-- Start DATA IN THIS EXERCISE --

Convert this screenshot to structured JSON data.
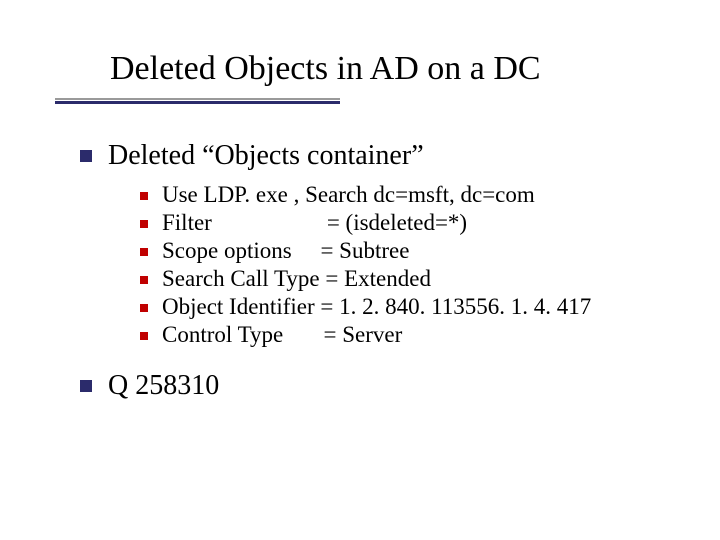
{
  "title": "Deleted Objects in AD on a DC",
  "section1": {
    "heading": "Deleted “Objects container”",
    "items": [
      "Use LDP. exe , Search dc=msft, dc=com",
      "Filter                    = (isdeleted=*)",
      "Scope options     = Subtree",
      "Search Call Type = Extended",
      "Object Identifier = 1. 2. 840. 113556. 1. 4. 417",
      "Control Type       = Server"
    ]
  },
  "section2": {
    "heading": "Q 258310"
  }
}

-- End DATA IN THIS EXERCISE --
-- Start DATA IN THIS EXERCISE --

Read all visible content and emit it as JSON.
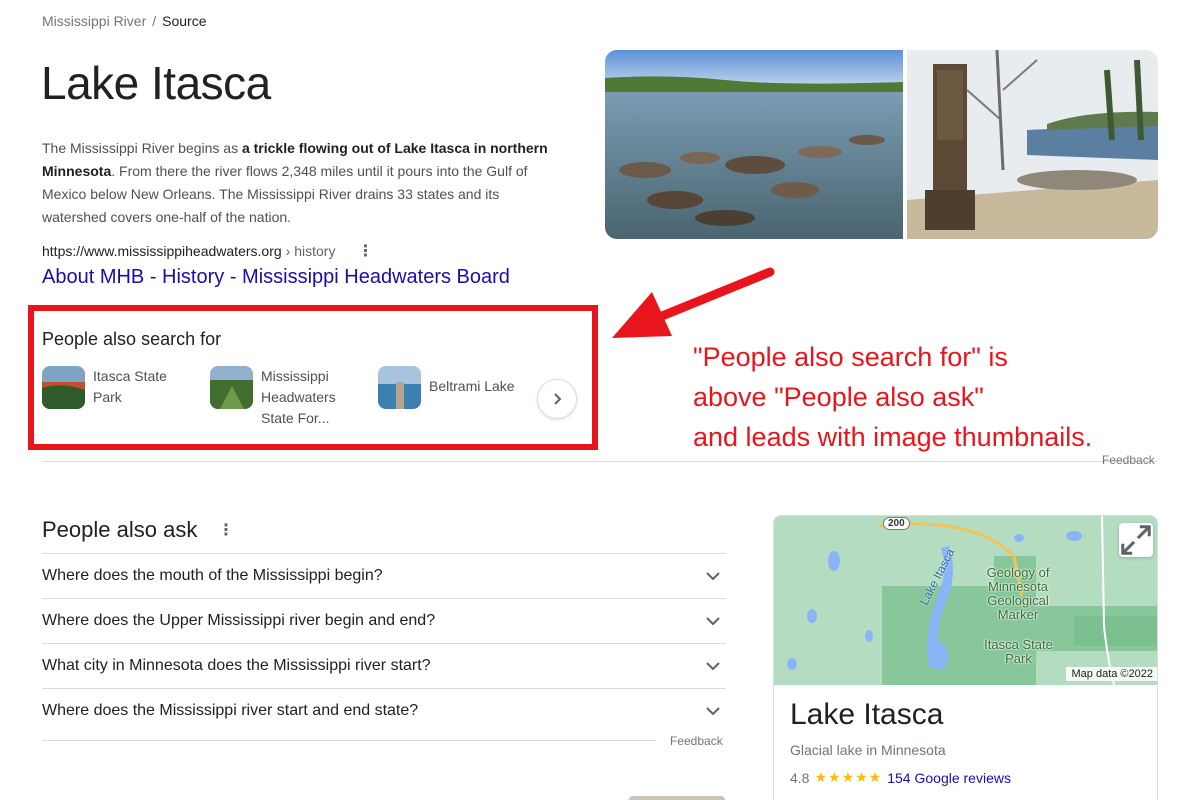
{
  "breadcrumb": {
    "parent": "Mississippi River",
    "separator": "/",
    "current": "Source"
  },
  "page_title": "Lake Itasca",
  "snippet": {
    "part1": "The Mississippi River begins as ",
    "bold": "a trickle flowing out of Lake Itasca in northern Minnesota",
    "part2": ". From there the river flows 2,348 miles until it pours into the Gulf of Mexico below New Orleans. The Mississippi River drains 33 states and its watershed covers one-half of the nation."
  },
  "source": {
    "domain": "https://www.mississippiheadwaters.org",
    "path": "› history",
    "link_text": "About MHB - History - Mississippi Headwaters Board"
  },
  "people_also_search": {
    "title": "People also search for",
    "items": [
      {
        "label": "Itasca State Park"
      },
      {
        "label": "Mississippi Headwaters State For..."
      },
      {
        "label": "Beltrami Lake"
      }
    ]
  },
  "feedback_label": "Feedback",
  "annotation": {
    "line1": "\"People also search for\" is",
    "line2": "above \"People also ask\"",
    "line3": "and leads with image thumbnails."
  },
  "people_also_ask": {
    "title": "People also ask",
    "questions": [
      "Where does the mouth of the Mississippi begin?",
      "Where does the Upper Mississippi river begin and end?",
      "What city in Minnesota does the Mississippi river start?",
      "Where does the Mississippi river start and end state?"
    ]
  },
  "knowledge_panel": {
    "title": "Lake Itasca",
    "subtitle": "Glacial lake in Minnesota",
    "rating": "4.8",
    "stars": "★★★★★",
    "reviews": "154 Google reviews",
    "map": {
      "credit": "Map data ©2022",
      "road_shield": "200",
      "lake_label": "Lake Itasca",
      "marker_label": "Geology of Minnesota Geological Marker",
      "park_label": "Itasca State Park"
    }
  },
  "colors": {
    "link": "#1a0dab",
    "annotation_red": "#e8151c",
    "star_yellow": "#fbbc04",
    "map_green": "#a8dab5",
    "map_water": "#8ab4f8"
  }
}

-- End DATA IN THIS EXERCISE --

* JOB: For each line of the entries that includes "heading", show that line.

* FULL ANSWER:
    "heading": "Deleted “Objects container”",
    "heading": "Q 258310"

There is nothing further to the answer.